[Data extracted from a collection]
<<<<
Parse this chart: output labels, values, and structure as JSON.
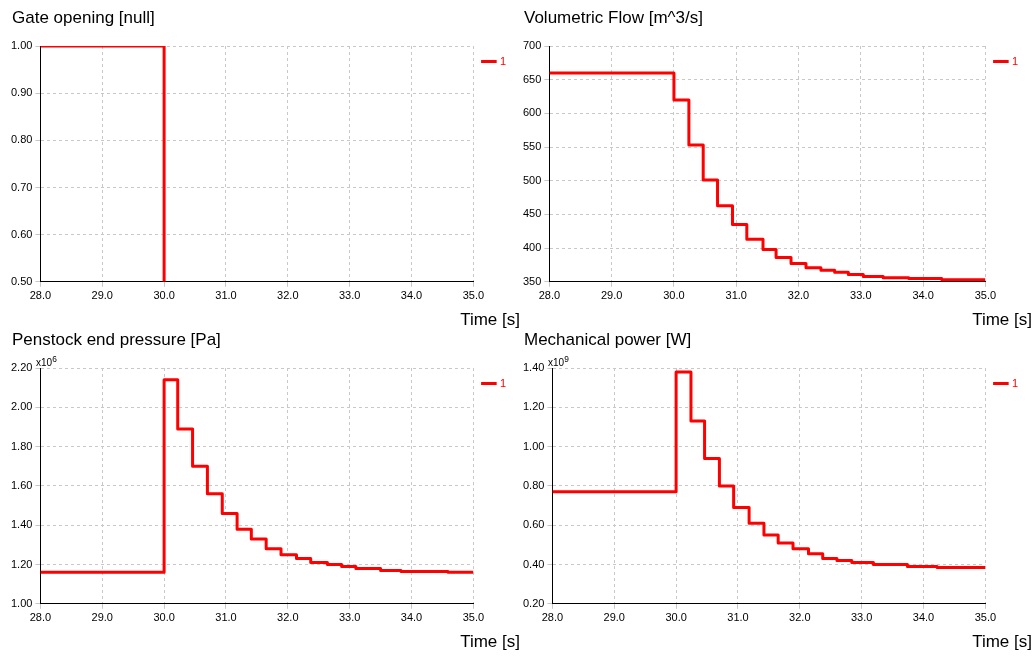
{
  "chart_data": [
    {
      "type": "step",
      "title": "Gate opening [null]",
      "xlabel": "Time [s]",
      "x": [
        28,
        30
      ],
      "series": [
        {
          "name": "1",
          "color": "#ff0000",
          "values": [
            1,
            0.5
          ]
        }
      ],
      "xlim": [
        28,
        35
      ],
      "xticks": [
        {
          "value": 28,
          "label": "28.0"
        },
        {
          "value": 29,
          "label": "29.0"
        },
        {
          "value": 30,
          "label": "30.0"
        },
        {
          "value": 31,
          "label": "31.0"
        },
        {
          "value": 32,
          "label": "32.0"
        },
        {
          "value": 33,
          "label": "33.0"
        },
        {
          "value": 34,
          "label": "34.0"
        },
        {
          "value": 35,
          "label": "35.0"
        }
      ],
      "ylim": [
        0.5,
        1
      ],
      "yticks": [
        {
          "value": 0.5,
          "label": "0.50"
        },
        {
          "value": 0.6,
          "label": "0.60"
        },
        {
          "value": 0.7,
          "label": "0.70"
        },
        {
          "value": 0.8,
          "label": "0.80"
        },
        {
          "value": 0.9,
          "label": "0.90"
        },
        {
          "value": 1,
          "label": "1.00"
        }
      ],
      "grid": true,
      "legend": "top right",
      "marker": "none"
    },
    {
      "type": "step",
      "title": "Volumetric Flow [m^3/s]",
      "xlabel": "Time [s]",
      "x": [
        28,
        30,
        30.24,
        30.47,
        30.7,
        30.94,
        31.17,
        31.43,
        31.64,
        31.88,
        32.12,
        32.36,
        32.58,
        32.8,
        33.04,
        33.36,
        33.77,
        34.3,
        35
      ],
      "series": [
        {
          "name": "1",
          "color": "#ff0000",
          "values": [
            660,
            620,
            553,
            501,
            463,
            435,
            413,
            398,
            386,
            377,
            371,
            367,
            364,
            361,
            358,
            356,
            355,
            353,
            353
          ]
        }
      ],
      "xlim": [
        28,
        35
      ],
      "xticks": [
        {
          "value": 28,
          "label": "28.0"
        },
        {
          "value": 29,
          "label": "29.0"
        },
        {
          "value": 30,
          "label": "30.0"
        },
        {
          "value": 31,
          "label": "31.0"
        },
        {
          "value": 32,
          "label": "32.0"
        },
        {
          "value": 33,
          "label": "33.0"
        },
        {
          "value": 34,
          "label": "34.0"
        },
        {
          "value": 35,
          "label": "35.0"
        }
      ],
      "ylim": [
        350,
        700
      ],
      "yticks": [
        350,
        400,
        450,
        500,
        550,
        600,
        650,
        700
      ],
      "grid": true,
      "legend": "top right",
      "marker": "none"
    },
    {
      "type": "step",
      "title": "Penstock end pressure [Pa]",
      "xlabel": "Time [s]",
      "annotations": [
        "x10$^{6}$"
      ],
      "x": [
        28,
        30,
        30.22,
        30.46,
        30.7,
        30.94,
        31.18,
        31.41,
        31.65,
        31.89,
        32.14,
        32.37,
        32.64,
        32.87,
        33.1,
        33.5,
        33.83,
        34.59,
        35
      ],
      "series": [
        {
          "name": "1",
          "color": "#ff0000",
          "values": [
            1.16,
            2.14,
            1.89,
            1.7,
            1.56,
            1.46,
            1.38,
            1.33,
            1.28,
            1.25,
            1.23,
            1.21,
            1.2,
            1.19,
            1.18,
            1.17,
            1.165,
            1.16,
            1.16
          ]
        }
      ],
      "xlim": [
        28,
        35
      ],
      "xticks": [
        {
          "value": 28,
          "label": "28.0"
        },
        {
          "value": 29,
          "label": "29.0"
        },
        {
          "value": 30,
          "label": "30.0"
        },
        {
          "value": 31,
          "label": "31.0"
        },
        {
          "value": 32,
          "label": "32.0"
        },
        {
          "value": 33,
          "label": "33.0"
        },
        {
          "value": 34,
          "label": "34.0"
        },
        {
          "value": 35,
          "label": "35.0"
        }
      ],
      "ylim": [
        1,
        2.2
      ],
      "yticks": [
        {
          "value": 1,
          "label": "1.00"
        },
        {
          "value": 1.2,
          "label": "1.20"
        },
        {
          "value": 1.4,
          "label": "1.40"
        },
        {
          "value": 1.6,
          "label": "1.60"
        },
        {
          "value": 1.8,
          "label": "1.80"
        },
        {
          "value": 2,
          "label": "2.00"
        },
        {
          "value": 2.2,
          "label": "2.20"
        }
      ],
      "grid": true,
      "legend": "top right",
      "marker": "none"
    },
    {
      "type": "step",
      "title": "Mechanical power [W]",
      "xlabel": "Time [s]",
      "annotations": [
        "x10$^{9}$"
      ],
      "x": [
        28,
        30,
        30.24,
        30.46,
        30.7,
        30.93,
        31.18,
        31.42,
        31.65,
        31.89,
        32.14,
        32.37,
        32.6,
        32.84,
        33.19,
        33.74,
        34.22,
        35
      ],
      "series": [
        {
          "name": "1",
          "color": "#ff0000",
          "values": [
            0.77,
            1.38,
            1.13,
            0.94,
            0.8,
            0.69,
            0.61,
            0.55,
            0.51,
            0.48,
            0.455,
            0.43,
            0.42,
            0.41,
            0.4,
            0.39,
            0.385,
            0.385
          ]
        }
      ],
      "xlim": [
        28,
        35
      ],
      "xticks": [
        {
          "value": 28,
          "label": "28.0"
        },
        {
          "value": 29,
          "label": "29.0"
        },
        {
          "value": 30,
          "label": "30.0"
        },
        {
          "value": 31,
          "label": "31.0"
        },
        {
          "value": 32,
          "label": "32.0"
        },
        {
          "value": 33,
          "label": "33.0"
        },
        {
          "value": 34,
          "label": "34.0"
        },
        {
          "value": 35,
          "label": "35.0"
        }
      ],
      "ylim": [
        0.2,
        1.4
      ],
      "yticks": [
        {
          "value": 0.2,
          "label": "0.20"
        },
        {
          "value": 0.4,
          "label": "0.40"
        },
        {
          "value": 0.6,
          "label": "0.60"
        },
        {
          "value": 0.8,
          "label": "0.80"
        },
        {
          "value": 1,
          "label": "1.00"
        },
        {
          "value": 1.2,
          "label": "1.20"
        },
        {
          "value": 1.4,
          "label": "1.40"
        }
      ],
      "grid": true,
      "legend": "top right",
      "marker": "none"
    }
  ]
}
>>>>
*Goal*
Omit the pictures. Transcribe every record exactly.

*Written solution*
Parse this chart: output labels, values, and structure as JSON.
{
  "chart_data": [
    {
      "type": "step",
      "title": "Gate opening [null]",
      "xlabel": "Time [s]",
      "x": [
        28,
        30
      ],
      "series": [
        {
          "name": "1",
          "color": "#ff0000",
          "values": [
            1,
            0.5
          ]
        }
      ],
      "xlim": [
        28,
        35
      ],
      "xticks": [
        {
          "value": 28,
          "label": "28.0"
        },
        {
          "value": 29,
          "label": "29.0"
        },
        {
          "value": 30,
          "label": "30.0"
        },
        {
          "value": 31,
          "label": "31.0"
        },
        {
          "value": 32,
          "label": "32.0"
        },
        {
          "value": 33,
          "label": "33.0"
        },
        {
          "value": 34,
          "label": "34.0"
        },
        {
          "value": 35,
          "label": "35.0"
        }
      ],
      "ylim": [
        0.5,
        1
      ],
      "yticks": [
        {
          "value": 0.5,
          "label": "0.50"
        },
        {
          "value": 0.6,
          "label": "0.60"
        },
        {
          "value": 0.7,
          "label": "0.70"
        },
        {
          "value": 0.8,
          "label": "0.80"
        },
        {
          "value": 0.9,
          "label": "0.90"
        },
        {
          "value": 1,
          "label": "1.00"
        }
      ],
      "grid": true,
      "legend": "top right",
      "marker": "none"
    },
    {
      "type": "step",
      "title": "Volumetric Flow [m^3/s]",
      "xlabel": "Time [s]",
      "x": [
        28,
        30,
        30.24,
        30.47,
        30.7,
        30.94,
        31.17,
        31.43,
        31.64,
        31.88,
        32.12,
        32.36,
        32.58,
        32.8,
        33.04,
        33.36,
        33.77,
        34.3,
        35
      ],
      "series": [
        {
          "name": "1",
          "color": "#ff0000",
          "values": [
            660,
            620,
            553,
            501,
            463,
            435,
            413,
            398,
            386,
            377,
            371,
            367,
            364,
            361,
            358,
            356,
            355,
            353,
            353
          ]
        }
      ],
      "xlim": [
        28,
        35
      ],
      "xticks": [
        {
          "value": 28,
          "label": "28.0"
        },
        {
          "value": 29,
          "label": "29.0"
        },
        {
          "value": 30,
          "label": "30.0"
        },
        {
          "value": 31,
          "label": "31.0"
        },
        {
          "value": 32,
          "label": "32.0"
        },
        {
          "value": 33,
          "label": "33.0"
        },
        {
          "value": 34,
          "label": "34.0"
        },
        {
          "value": 35,
          "label": "35.0"
        }
      ],
      "ylim": [
        350,
        700
      ],
      "yticks": [
        350,
        400,
        450,
        500,
        550,
        600,
        650,
        700
      ],
      "grid": true,
      "legend": "top right",
      "marker": "none"
    },
    {
      "type": "step",
      "title": "Penstock end pressure [Pa]",
      "xlabel": "Time [s]",
      "annotations": [
        "x10$^{6}$"
      ],
      "x": [
        28,
        30,
        30.22,
        30.46,
        30.7,
        30.94,
        31.18,
        31.41,
        31.65,
        31.89,
        32.14,
        32.37,
        32.64,
        32.87,
        33.1,
        33.5,
        33.83,
        34.59,
        35
      ],
      "series": [
        {
          "name": "1",
          "color": "#ff0000",
          "values": [
            1.16,
            2.14,
            1.89,
            1.7,
            1.56,
            1.46,
            1.38,
            1.33,
            1.28,
            1.25,
            1.23,
            1.21,
            1.2,
            1.19,
            1.18,
            1.17,
            1.165,
            1.16,
            1.16
          ]
        }
      ],
      "xlim": [
        28,
        35
      ],
      "xticks": [
        {
          "value": 28,
          "label": "28.0"
        },
        {
          "value": 29,
          "label": "29.0"
        },
        {
          "value": 30,
          "label": "30.0"
        },
        {
          "value": 31,
          "label": "31.0"
        },
        {
          "value": 32,
          "label": "32.0"
        },
        {
          "value": 33,
          "label": "33.0"
        },
        {
          "value": 34,
          "label": "34.0"
        },
        {
          "value": 35,
          "label": "35.0"
        }
      ],
      "ylim": [
        1,
        2.2
      ],
      "yticks": [
        {
          "value": 1,
          "label": "1.00"
        },
        {
          "value": 1.2,
          "label": "1.20"
        },
        {
          "value": 1.4,
          "label": "1.40"
        },
        {
          "value": 1.6,
          "label": "1.60"
        },
        {
          "value": 1.8,
          "label": "1.80"
        },
        {
          "value": 2,
          "label": "2.00"
        },
        {
          "value": 2.2,
          "label": "2.20"
        }
      ],
      "grid": true,
      "legend": "top right",
      "marker": "none"
    },
    {
      "type": "step",
      "title": "Mechanical power [W]",
      "xlabel": "Time [s]",
      "annotations": [
        "x10$^{9}$"
      ],
      "x": [
        28,
        30,
        30.24,
        30.46,
        30.7,
        30.93,
        31.18,
        31.42,
        31.65,
        31.89,
        32.14,
        32.37,
        32.6,
        32.84,
        33.19,
        33.74,
        34.22,
        35
      ],
      "series": [
        {
          "name": "1",
          "color": "#ff0000",
          "values": [
            0.77,
            1.38,
            1.13,
            0.94,
            0.8,
            0.69,
            0.61,
            0.55,
            0.51,
            0.48,
            0.455,
            0.43,
            0.42,
            0.41,
            0.4,
            0.39,
            0.385,
            0.385
          ]
        }
      ],
      "xlim": [
        28,
        35
      ],
      "xticks": [
        {
          "value": 28,
          "label": "28.0"
        },
        {
          "value": 29,
          "label": "29.0"
        },
        {
          "value": 30,
          "label": "30.0"
        },
        {
          "value": 31,
          "label": "31.0"
        },
        {
          "value": 32,
          "label": "32.0"
        },
        {
          "value": 33,
          "label": "33.0"
        },
        {
          "value": 34,
          "label": "34.0"
        },
        {
          "value": 35,
          "label": "35.0"
        }
      ],
      "ylim": [
        0.2,
        1.4
      ],
      "yticks": [
        {
          "value": 0.2,
          "label": "0.20"
        },
        {
          "value": 0.4,
          "label": "0.40"
        },
        {
          "value": 0.6,
          "label": "0.60"
        },
        {
          "value": 0.8,
          "label": "0.80"
        },
        {
          "value": 1,
          "label": "1.00"
        },
        {
          "value": 1.2,
          "label": "1.20"
        },
        {
          "value": 1.4,
          "label": "1.40"
        }
      ],
      "grid": true,
      "legend": "top right",
      "marker": "none"
    }
  ]
}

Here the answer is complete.